▶ _Short task_
Repeat each line exactly, leaving nothing out.

---*---

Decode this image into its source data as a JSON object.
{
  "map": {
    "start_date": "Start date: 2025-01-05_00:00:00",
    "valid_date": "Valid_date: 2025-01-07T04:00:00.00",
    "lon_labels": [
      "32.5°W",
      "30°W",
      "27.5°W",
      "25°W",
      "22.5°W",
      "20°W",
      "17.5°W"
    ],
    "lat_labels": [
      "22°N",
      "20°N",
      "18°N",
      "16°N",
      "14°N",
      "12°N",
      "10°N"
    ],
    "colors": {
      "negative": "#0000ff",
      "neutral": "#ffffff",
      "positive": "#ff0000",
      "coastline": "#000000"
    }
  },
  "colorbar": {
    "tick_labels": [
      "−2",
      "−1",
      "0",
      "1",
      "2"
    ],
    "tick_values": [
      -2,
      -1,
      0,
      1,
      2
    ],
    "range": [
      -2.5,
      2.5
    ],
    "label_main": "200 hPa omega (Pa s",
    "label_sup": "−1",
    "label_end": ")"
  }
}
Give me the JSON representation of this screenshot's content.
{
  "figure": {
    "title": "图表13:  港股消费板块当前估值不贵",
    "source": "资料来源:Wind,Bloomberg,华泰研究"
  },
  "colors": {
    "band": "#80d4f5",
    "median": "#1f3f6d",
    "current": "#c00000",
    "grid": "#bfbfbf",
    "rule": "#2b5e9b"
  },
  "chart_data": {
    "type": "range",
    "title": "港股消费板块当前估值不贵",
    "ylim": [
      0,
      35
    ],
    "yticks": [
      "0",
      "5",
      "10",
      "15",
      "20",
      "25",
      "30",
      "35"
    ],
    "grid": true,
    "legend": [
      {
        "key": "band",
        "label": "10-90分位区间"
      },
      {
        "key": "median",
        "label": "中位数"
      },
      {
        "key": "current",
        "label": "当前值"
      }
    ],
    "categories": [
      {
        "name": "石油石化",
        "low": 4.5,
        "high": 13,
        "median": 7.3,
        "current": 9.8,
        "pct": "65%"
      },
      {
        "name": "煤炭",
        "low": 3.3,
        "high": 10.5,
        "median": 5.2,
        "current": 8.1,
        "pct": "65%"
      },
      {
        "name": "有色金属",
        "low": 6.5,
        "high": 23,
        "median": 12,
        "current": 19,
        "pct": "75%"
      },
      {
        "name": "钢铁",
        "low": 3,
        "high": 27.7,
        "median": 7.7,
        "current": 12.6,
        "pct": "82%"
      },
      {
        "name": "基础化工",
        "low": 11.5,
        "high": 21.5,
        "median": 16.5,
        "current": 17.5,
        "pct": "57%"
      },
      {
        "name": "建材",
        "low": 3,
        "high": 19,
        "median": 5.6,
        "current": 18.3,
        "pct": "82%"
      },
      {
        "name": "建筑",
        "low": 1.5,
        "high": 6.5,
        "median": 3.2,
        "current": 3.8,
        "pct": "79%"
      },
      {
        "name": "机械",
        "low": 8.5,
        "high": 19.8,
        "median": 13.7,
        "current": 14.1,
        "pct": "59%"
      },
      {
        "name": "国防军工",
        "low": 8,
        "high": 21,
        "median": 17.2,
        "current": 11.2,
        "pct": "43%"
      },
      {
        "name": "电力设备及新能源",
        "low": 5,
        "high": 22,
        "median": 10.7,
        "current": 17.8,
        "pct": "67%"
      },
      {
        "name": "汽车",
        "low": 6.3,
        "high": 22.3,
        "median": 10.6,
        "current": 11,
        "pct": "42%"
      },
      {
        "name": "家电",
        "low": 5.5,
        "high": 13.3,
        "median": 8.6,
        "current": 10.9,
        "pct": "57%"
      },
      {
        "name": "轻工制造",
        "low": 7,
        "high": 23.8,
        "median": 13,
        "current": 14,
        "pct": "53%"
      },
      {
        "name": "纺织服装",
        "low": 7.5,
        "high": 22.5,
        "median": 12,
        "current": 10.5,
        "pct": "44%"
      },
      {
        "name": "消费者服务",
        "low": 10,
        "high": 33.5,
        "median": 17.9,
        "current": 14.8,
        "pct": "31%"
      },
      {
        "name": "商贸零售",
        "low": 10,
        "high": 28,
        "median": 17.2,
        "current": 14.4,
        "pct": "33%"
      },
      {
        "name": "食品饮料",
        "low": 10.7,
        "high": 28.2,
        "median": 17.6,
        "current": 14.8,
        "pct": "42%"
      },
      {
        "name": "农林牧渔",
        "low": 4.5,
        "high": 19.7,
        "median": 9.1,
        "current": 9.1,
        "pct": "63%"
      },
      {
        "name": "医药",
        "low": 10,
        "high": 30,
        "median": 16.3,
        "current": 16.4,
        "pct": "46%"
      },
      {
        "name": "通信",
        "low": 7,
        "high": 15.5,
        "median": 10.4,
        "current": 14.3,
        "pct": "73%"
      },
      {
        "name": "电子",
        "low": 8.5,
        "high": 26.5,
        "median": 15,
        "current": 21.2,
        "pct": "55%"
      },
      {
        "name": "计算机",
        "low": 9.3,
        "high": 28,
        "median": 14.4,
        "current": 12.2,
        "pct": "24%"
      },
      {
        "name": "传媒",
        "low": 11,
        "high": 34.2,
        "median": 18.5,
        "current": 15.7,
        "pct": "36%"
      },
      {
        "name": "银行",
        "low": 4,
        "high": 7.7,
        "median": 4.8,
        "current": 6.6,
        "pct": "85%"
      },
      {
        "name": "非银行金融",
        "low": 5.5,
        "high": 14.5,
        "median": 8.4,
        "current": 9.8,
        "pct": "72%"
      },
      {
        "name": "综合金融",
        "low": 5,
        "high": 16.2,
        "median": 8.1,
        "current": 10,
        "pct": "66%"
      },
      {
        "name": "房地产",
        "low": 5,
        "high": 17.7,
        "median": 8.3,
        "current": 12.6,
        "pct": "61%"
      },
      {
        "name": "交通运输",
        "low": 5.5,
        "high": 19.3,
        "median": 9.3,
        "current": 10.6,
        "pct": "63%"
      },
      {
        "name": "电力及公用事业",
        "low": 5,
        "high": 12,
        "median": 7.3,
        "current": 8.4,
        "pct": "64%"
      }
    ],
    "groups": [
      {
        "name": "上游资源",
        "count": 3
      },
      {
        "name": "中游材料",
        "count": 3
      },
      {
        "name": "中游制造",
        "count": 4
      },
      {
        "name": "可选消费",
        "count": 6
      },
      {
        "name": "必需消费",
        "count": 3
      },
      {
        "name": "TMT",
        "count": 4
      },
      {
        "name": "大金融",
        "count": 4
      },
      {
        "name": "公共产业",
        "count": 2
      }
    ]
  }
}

---*---

▶ _Task output_
Decode this image into its source data as a JSON object.
{
  "map": {
    "start_date": "Start date: 2025-01-05_00:00:00",
    "valid_date": "Valid_date: 2025-01-07T04:00:00.00",
    "lon_labels": [
      "32.5°W",
      "30°W",
      "27.5°W",
      "25°W",
      "22.5°W",
      "20°W",
      "17.5°W"
    ],
    "lat_labels": [
      "22°N",
      "20°N",
      "18°N",
      "16°N",
      "14°N",
      "12°N",
      "10°N"
    ],
    "colors": {
      "negative": "#0000ff",
      "neutral": "#ffffff",
      "positive": "#ff0000",
      "coastline": "#000000"
    }
  },
  "colorbar": {
    "tick_labels": [
      "−2",
      "−1",
      "0",
      "1",
      "2"
    ],
    "tick_values": [
      -2,
      -1,
      0,
      1,
      2
    ],
    "range": [
      -2.5,
      2.5
    ],
    "label_main": "200 hPa omega (Pa s",
    "label_sup": "−1",
    "label_end": ")"
  }
}
Give me the JSON representation of this screenshot's content.
{
  "figure": {
    "title": "图表13:  港股消费板块当前估值不贵",
    "source": "资料来源:Wind,Bloomberg,华泰研究"
  },
  "colors": {
    "band": "#80d4f5",
    "median": "#1f3f6d",
    "current": "#c00000",
    "grid": "#bfbfbf",
    "rule": "#2b5e9b"
  },
  "chart_data": {
    "type": "range",
    "title": "港股消费板块当前估值不贵",
    "ylim": [
      0,
      35
    ],
    "yticks": [
      "0",
      "5",
      "10",
      "15",
      "20",
      "25",
      "30",
      "35"
    ],
    "grid": true,
    "legend": [
      {
        "key": "band",
        "label": "10-90分位区间"
      },
      {
        "key": "median",
        "label": "中位数"
      },
      {
        "key": "current",
        "label": "当前值"
      }
    ],
    "categories": [
      {
        "name": "石油石化",
        "low": 4.5,
        "high": 13,
        "median": 7.3,
        "current": 9.8,
        "pct": "65%"
      },
      {
        "name": "煤炭",
        "low": 3.3,
        "high": 10.5,
        "median": 5.2,
        "current": 8.1,
        "pct": "65%"
      },
      {
        "name": "有色金属",
        "low": 6.5,
        "high": 23,
        "median": 12,
        "current": 19,
        "pct": "75%"
      },
      {
        "name": "钢铁",
        "low": 3,
        "high": 27.7,
        "median": 7.7,
        "current": 12.6,
        "pct": "82%"
      },
      {
        "name": "基础化工",
        "low": 11.5,
        "high": 21.5,
        "median": 16.5,
        "current": 17.5,
        "pct": "57%"
      },
      {
        "name": "建材",
        "low": 3,
        "high": 19,
        "median": 5.6,
        "current": 18.3,
        "pct": "82%"
      },
      {
        "name": "建筑",
        "low": 1.5,
        "high": 6.5,
        "median": 3.2,
        "current": 3.8,
        "pct": "79%"
      },
      {
        "name": "机械",
        "low": 8.5,
        "high": 19.8,
        "median": 13.7,
        "current": 14.1,
        "pct": "59%"
      },
      {
        "name": "国防军工",
        "low": 8,
        "high": 21,
        "median": 17.2,
        "current": 11.2,
        "pct": "43%"
      },
      {
        "name": "电力设备及新能源",
        "low": 5,
        "high": 22,
        "median": 10.7,
        "current": 17.8,
        "pct": "67%"
      },
      {
        "name": "汽车",
        "low": 6.3,
        "high": 22.3,
        "median": 10.6,
        "current": 11,
        "pct": "42%"
      },
      {
        "name": "家电",
        "low": 5.5,
        "high": 13.3,
        "median": 8.6,
        "current": 10.9,
        "pct": "57%"
      },
      {
        "name": "轻工制造",
        "low": 7,
        "high": 23.8,
        "median": 13,
        "current": 14,
        "pct": "53%"
      },
      {
        "name": "纺织服装",
        "low": 7.5,
        "high": 22.5,
        "median": 12,
        "current": 10.5,
        "pct": "44%"
      },
      {
        "name": "消费者服务",
        "low": 10,
        "high": 33.5,
        "median": 17.9,
        "current": 14.8,
        "pct": "31%"
      },
      {
        "name": "商贸零售",
        "low": 10,
        "high": 28,
        "median": 17.2,
        "current": 14.4,
        "pct": "33%"
      },
      {
        "name": "食品饮料",
        "low": 10.7,
        "high": 28.2,
        "median": 17.6,
        "current": 14.8,
        "pct": "42%"
      },
      {
        "name": "农林牧渔",
        "low": 4.5,
        "high": 19.7,
        "median": 9.1,
        "current": 9.1,
        "pct": "63%"
      },
      {
        "name": "医药",
        "low": 10,
        "high": 30,
        "median": 16.3,
        "current": 16.4,
        "pct": "46%"
      },
      {
        "name": "通信",
        "low": 7,
        "high": 15.5,
        "median": 10.4,
        "current": 14.3,
        "pct": "73%"
      },
      {
        "name": "电子",
        "low": 8.5,
        "high": 26.5,
        "median": 15,
        "current": 21.2,
        "pct": "55%"
      },
      {
        "name": "计算机",
        "low": 9.3,
        "high": 28,
        "median": 14.4,
        "current": 12.2,
        "pct": "24%"
      },
      {
        "name": "传媒",
        "low": 11,
        "high": 34.2,
        "median": 18.5,
        "current": 15.7,
        "pct": "36%"
      },
      {
        "name": "银行",
        "low": 4,
        "high": 7.7,
        "median": 4.8,
        "current": 6.6,
        "pct": "85%"
      },
      {
        "name": "非银行金融",
        "low": 5.5,
        "high": 14.5,
        "median": 8.4,
        "current": 9.8,
        "pct": "72%"
      },
      {
        "name": "综合金融",
        "low": 5,
        "high": 16.2,
        "median": 8.1,
        "current": 10,
        "pct": "66%"
      },
      {
        "name": "房地产",
        "low": 5,
        "high": 17.7,
        "median": 8.3,
        "current": 12.6,
        "pct": "61%"
      },
      {
        "name": "交通运输",
        "low": 5.5,
        "high": 19.3,
        "median": 9.3,
        "current": 10.6,
        "pct": "63%"
      },
      {
        "name": "电力及公用事业",
        "low": 5,
        "high": 12,
        "median": 7.3,
        "current": 8.4,
        "pct": "64%"
      }
    ],
    "groups": [
      {
        "name": "上游资源",
        "count": 3
      },
      {
        "name": "中游材料",
        "count": 3
      },
      {
        "name": "中游制造",
        "count": 4
      },
      {
        "name": "可选消费",
        "count": 6
      },
      {
        "name": "必需消费",
        "count": 3
      },
      {
        "name": "TMT",
        "count": 4
      },
      {
        "name": "大金融",
        "count": 4
      },
      {
        "name": "公共产业",
        "count": 2
      }
    ]
  }
}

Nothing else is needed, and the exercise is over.